══ Material

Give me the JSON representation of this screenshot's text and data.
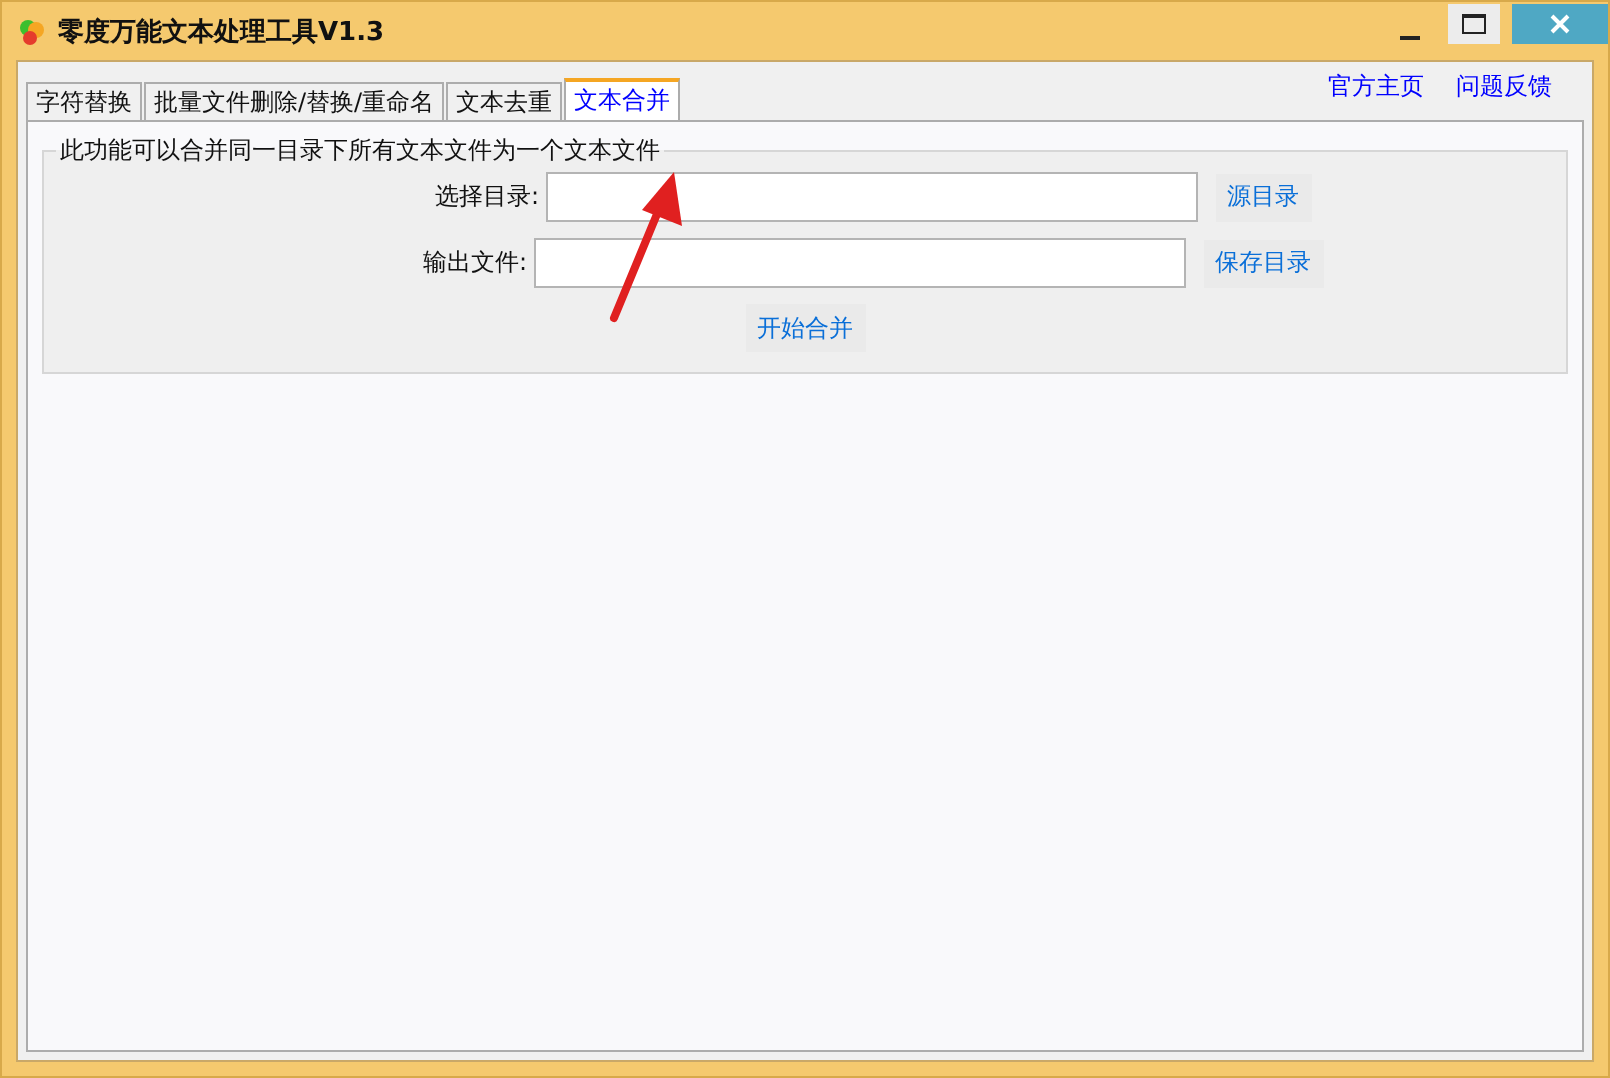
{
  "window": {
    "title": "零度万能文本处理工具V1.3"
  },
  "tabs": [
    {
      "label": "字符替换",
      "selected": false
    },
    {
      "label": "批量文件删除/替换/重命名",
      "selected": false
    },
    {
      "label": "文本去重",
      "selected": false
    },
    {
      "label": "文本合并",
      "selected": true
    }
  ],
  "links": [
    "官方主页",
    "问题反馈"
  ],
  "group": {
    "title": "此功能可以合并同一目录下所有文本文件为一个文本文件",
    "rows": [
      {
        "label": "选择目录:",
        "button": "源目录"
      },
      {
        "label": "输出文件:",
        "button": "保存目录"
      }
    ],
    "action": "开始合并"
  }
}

════

### Aim
Repeat the preceding records precisely, and leave every picture out of the copy.

### The solution
Give me the JSON representation of this screenshot's text and data.
{
  "window": {
    "title": "零度万能文本处理工具V1.3"
  },
  "tabs": [
    {
      "label": "字符替换",
      "selected": false
    },
    {
      "label": "批量文件删除/替换/重命名",
      "selected": false
    },
    {
      "label": "文本去重",
      "selected": false
    },
    {
      "label": "文本合并",
      "selected": true
    }
  ],
  "links": [
    "官方主页",
    "问题反馈"
  ],
  "group": {
    "title": "此功能可以合并同一目录下所有文本文件为一个文本文件",
    "rows": [
      {
        "label": "选择目录:",
        "button": "源目录"
      },
      {
        "label": "输出文件:",
        "button": "保存目录"
      }
    ],
    "action": "开始合并"
  }
}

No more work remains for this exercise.